Required task >>
Beneath this task is a listing. State how many of its lines include the string "biến", giving nothing but the number.

(Items listed in a dataset)
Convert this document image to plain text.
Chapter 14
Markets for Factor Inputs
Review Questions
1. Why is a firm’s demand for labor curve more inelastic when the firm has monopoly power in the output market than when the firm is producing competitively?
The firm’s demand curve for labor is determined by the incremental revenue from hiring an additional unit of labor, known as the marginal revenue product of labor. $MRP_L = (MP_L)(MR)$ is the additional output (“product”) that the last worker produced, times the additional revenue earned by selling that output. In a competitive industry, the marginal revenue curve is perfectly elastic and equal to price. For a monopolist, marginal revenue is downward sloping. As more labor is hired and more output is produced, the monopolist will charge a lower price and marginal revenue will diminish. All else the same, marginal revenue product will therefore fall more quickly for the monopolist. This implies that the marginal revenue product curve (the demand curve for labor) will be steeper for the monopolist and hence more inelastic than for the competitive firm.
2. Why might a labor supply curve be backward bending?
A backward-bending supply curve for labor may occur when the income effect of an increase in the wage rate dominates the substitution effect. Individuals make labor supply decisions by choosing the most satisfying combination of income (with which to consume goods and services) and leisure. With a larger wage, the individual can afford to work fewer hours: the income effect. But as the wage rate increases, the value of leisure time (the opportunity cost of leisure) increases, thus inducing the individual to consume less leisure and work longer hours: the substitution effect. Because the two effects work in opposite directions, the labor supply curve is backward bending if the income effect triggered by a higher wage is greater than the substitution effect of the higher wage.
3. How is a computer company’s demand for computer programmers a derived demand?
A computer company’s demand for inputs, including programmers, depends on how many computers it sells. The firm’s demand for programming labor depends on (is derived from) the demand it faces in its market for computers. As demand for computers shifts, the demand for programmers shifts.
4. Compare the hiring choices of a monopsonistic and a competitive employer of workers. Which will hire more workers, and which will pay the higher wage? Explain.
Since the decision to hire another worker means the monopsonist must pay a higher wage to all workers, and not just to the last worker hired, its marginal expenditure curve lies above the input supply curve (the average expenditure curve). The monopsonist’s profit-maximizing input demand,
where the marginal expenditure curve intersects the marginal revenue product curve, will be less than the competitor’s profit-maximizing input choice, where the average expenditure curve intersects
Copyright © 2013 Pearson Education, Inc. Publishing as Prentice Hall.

==

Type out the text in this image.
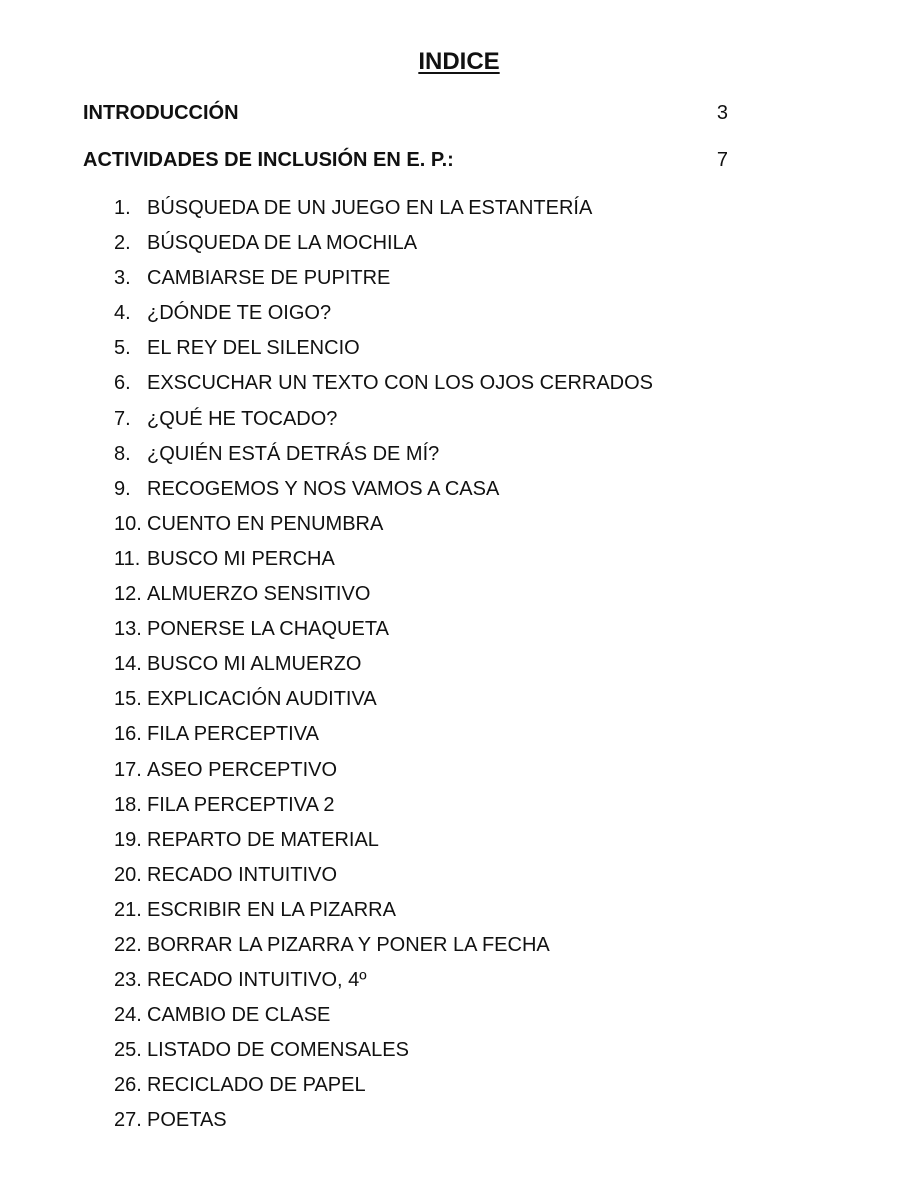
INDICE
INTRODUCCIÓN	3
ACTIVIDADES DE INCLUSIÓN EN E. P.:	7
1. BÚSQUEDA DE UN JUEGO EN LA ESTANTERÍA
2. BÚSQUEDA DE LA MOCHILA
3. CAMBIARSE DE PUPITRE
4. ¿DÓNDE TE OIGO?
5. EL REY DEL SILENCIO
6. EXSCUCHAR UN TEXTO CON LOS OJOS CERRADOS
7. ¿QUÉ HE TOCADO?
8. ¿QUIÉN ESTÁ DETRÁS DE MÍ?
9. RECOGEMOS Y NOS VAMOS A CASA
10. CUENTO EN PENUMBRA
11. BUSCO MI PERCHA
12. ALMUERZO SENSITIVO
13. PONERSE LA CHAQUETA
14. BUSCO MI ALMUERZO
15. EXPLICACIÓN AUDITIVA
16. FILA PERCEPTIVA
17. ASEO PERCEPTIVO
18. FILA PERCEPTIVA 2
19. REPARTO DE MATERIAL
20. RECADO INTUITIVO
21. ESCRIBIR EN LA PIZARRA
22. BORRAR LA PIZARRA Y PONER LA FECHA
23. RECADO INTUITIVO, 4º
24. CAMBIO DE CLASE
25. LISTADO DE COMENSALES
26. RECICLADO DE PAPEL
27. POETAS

--

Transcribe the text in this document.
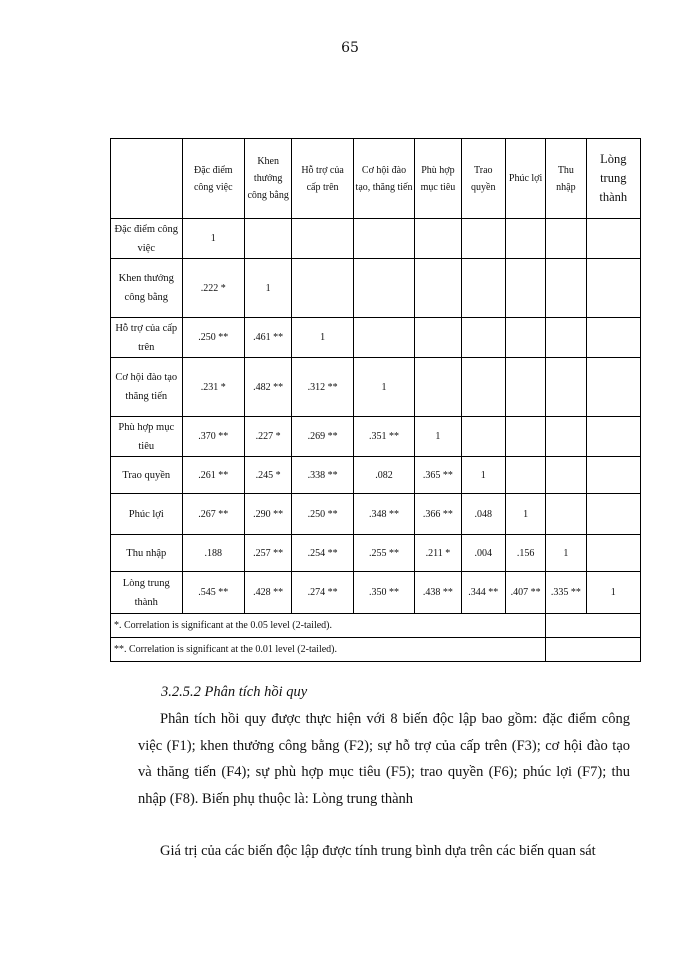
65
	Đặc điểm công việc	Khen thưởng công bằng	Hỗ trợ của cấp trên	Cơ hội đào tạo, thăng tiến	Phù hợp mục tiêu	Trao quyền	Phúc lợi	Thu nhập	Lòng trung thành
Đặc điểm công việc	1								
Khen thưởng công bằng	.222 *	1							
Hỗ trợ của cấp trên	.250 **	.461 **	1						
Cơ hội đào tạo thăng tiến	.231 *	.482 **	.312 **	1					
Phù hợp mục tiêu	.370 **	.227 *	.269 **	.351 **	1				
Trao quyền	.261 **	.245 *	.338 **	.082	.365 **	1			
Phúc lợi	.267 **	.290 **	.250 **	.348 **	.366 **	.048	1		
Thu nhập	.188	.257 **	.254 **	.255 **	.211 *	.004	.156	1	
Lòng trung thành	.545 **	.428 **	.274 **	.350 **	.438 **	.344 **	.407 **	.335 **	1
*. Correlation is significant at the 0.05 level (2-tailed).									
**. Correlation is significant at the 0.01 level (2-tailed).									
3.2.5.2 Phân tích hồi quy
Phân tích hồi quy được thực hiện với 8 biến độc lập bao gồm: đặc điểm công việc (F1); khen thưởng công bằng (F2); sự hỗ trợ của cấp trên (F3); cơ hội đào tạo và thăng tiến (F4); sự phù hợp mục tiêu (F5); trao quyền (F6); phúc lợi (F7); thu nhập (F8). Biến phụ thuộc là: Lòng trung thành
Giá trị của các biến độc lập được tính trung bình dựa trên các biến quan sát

Result >>
2